BEGIN Listed records

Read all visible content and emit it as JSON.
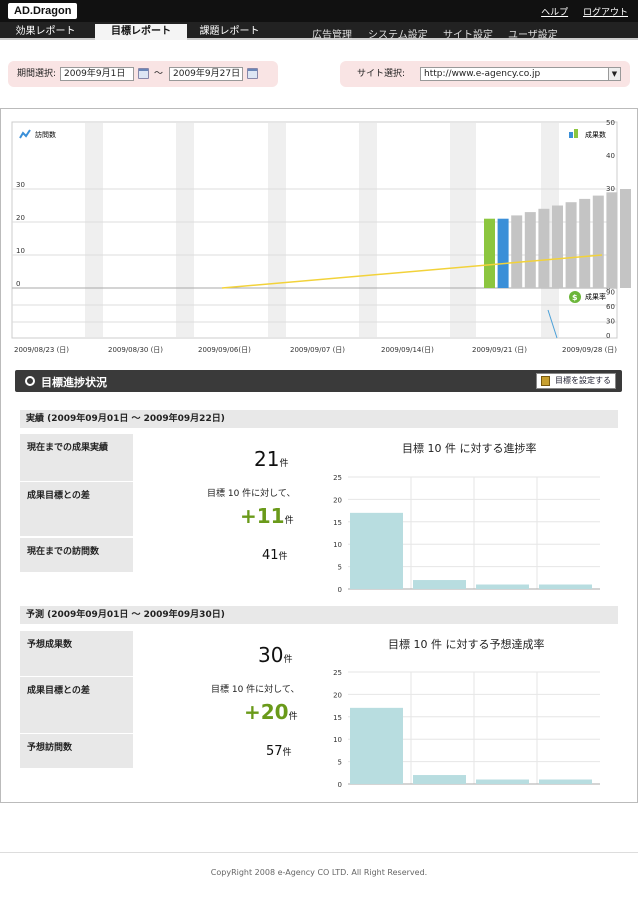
{
  "app": {
    "logo": "AD.Dragon",
    "help": "ヘルプ",
    "logout": "ログアウト"
  },
  "nav": {
    "tabs": [
      "効果レポート",
      "目標レポート",
      "課題レポート"
    ],
    "active_tab": "目標レポート",
    "right_items": [
      "広告管理",
      "システム設定",
      "サイト設定",
      "ユーザ設定"
    ]
  },
  "filter": {
    "period_label": "期間選択:",
    "start_date": "2009年9月1日",
    "tilde": "～",
    "end_date": "2009年9月27日",
    "site_label": "サイト選択:",
    "site_value": "http://www.e-agency.co.jp"
  },
  "chart_data": [
    {
      "type": "bar",
      "title": "",
      "left_axis_label": "訪問数",
      "right_axis_label": "成果数",
      "lower_right_label": "成果率",
      "x_tick_labels": [
        "2009/08/23 (日)",
        "2009/08/30 (日)",
        "2009/09/06(日)",
        "2009/09/07 (日)",
        "2009/09/14(日)",
        "2009/09/21 (日)",
        "2009/09/28 (日)"
      ],
      "left_ticks": [
        0,
        10,
        20,
        30
      ],
      "right_ticks": [
        0,
        10,
        20,
        30,
        40,
        50
      ],
      "lower_right_ticks": [
        0,
        30,
        60,
        90
      ],
      "series": [
        {
          "values": [
            21
          ],
          "color": "#8cc63f"
        },
        {
          "values": [
            21
          ],
          "color": "#3a8fd8"
        },
        {
          "values": [
            22,
            23,
            24,
            25,
            26,
            27,
            28,
            29,
            30
          ],
          "color": "#c4c4c4"
        }
      ],
      "trend_line": {
        "start": 0,
        "end": 10,
        "color": "#f2d23a"
      }
    },
    {
      "type": "bar",
      "title": "目標 10 件 に対する進捗率",
      "ylim": [
        0,
        25
      ],
      "y_ticks": [
        0,
        5,
        10,
        15,
        20,
        25
      ],
      "values": [
        17,
        2,
        1,
        1
      ],
      "color": "#b8dde0"
    },
    {
      "type": "bar",
      "title": "目標 10 件 に対する予想達成率",
      "ylim": [
        0,
        25
      ],
      "y_ticks": [
        0,
        5,
        10,
        15,
        20,
        25
      ],
      "values": [
        17,
        2,
        1,
        1
      ],
      "color": "#b8dde0"
    }
  ],
  "section": {
    "title": "目標進捗状況",
    "set_button": "目標を設定する"
  },
  "actual": {
    "header": "実績 (2009年09月01日 ～ 2009年09月22日)",
    "row1_label": "現在までの成果実績",
    "row1_value": "21",
    "row2_label": "成果目標との差",
    "row2_note": "目標 10 件に対して、",
    "row2_value": "+11",
    "row3_label": "現在までの訪問数",
    "row3_value": "41",
    "unit": "件"
  },
  "forecast": {
    "header": "予測 (2009年09月01日 ～ 2009年09月30日)",
    "row1_label": "予想成果数",
    "row1_value": "30",
    "row2_label": "成果目標との差",
    "row2_note": "目標 10 件に対して、",
    "row2_value": "+20",
    "row3_label": "予想訪問数",
    "row3_value": "57",
    "unit": "件"
  },
  "footer": "CopyRight 2008 e-Agency CO LTD. All Right Reserved."
}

END Listed records

The task = Repeat the material above in full and unchanged, minus its images.

Answer to this task =
Read all visible content and emit it as JSON.
{
  "app": {
    "logo": "AD.Dragon",
    "help": "ヘルプ",
    "logout": "ログアウト"
  },
  "nav": {
    "tabs": [
      "効果レポート",
      "目標レポート",
      "課題レポート"
    ],
    "active_tab": "目標レポート",
    "right_items": [
      "広告管理",
      "システム設定",
      "サイト設定",
      "ユーザ設定"
    ]
  },
  "filter": {
    "period_label": "期間選択:",
    "start_date": "2009年9月1日",
    "tilde": "～",
    "end_date": "2009年9月27日",
    "site_label": "サイト選択:",
    "site_value": "http://www.e-agency.co.jp"
  },
  "chart_data": [
    {
      "type": "bar",
      "title": "",
      "left_axis_label": "訪問数",
      "right_axis_label": "成果数",
      "lower_right_label": "成果率",
      "x_tick_labels": [
        "2009/08/23 (日)",
        "2009/08/30 (日)",
        "2009/09/06(日)",
        "2009/09/07 (日)",
        "2009/09/14(日)",
        "2009/09/21 (日)",
        "2009/09/28 (日)"
      ],
      "left_ticks": [
        0,
        10,
        20,
        30
      ],
      "right_ticks": [
        0,
        10,
        20,
        30,
        40,
        50
      ],
      "lower_right_ticks": [
        0,
        30,
        60,
        90
      ],
      "series": [
        {
          "values": [
            21
          ],
          "color": "#8cc63f"
        },
        {
          "values": [
            21
          ],
          "color": "#3a8fd8"
        },
        {
          "values": [
            22,
            23,
            24,
            25,
            26,
            27,
            28,
            29,
            30
          ],
          "color": "#c4c4c4"
        }
      ],
      "trend_line": {
        "start": 0,
        "end": 10,
        "color": "#f2d23a"
      }
    },
    {
      "type": "bar",
      "title": "目標 10 件 に対する進捗率",
      "ylim": [
        0,
        25
      ],
      "y_ticks": [
        0,
        5,
        10,
        15,
        20,
        25
      ],
      "values": [
        17,
        2,
        1,
        1
      ],
      "color": "#b8dde0"
    },
    {
      "type": "bar",
      "title": "目標 10 件 に対する予想達成率",
      "ylim": [
        0,
        25
      ],
      "y_ticks": [
        0,
        5,
        10,
        15,
        20,
        25
      ],
      "values": [
        17,
        2,
        1,
        1
      ],
      "color": "#b8dde0"
    }
  ],
  "section": {
    "title": "目標進捗状況",
    "set_button": "目標を設定する"
  },
  "actual": {
    "header": "実績 (2009年09月01日 ～ 2009年09月22日)",
    "row1_label": "現在までの成果実績",
    "row1_value": "21",
    "row2_label": "成果目標との差",
    "row2_note": "目標 10 件に対して、",
    "row2_value": "+11",
    "row3_label": "現在までの訪問数",
    "row3_value": "41",
    "unit": "件"
  },
  "forecast": {
    "header": "予測 (2009年09月01日 ～ 2009年09月30日)",
    "row1_label": "予想成果数",
    "row1_value": "30",
    "row2_label": "成果目標との差",
    "row2_note": "目標 10 件に対して、",
    "row2_value": "+20",
    "row3_label": "予想訪問数",
    "row3_value": "57",
    "unit": "件"
  },
  "footer": "CopyRight 2008 e-Agency CO LTD. All Right Reserved."
}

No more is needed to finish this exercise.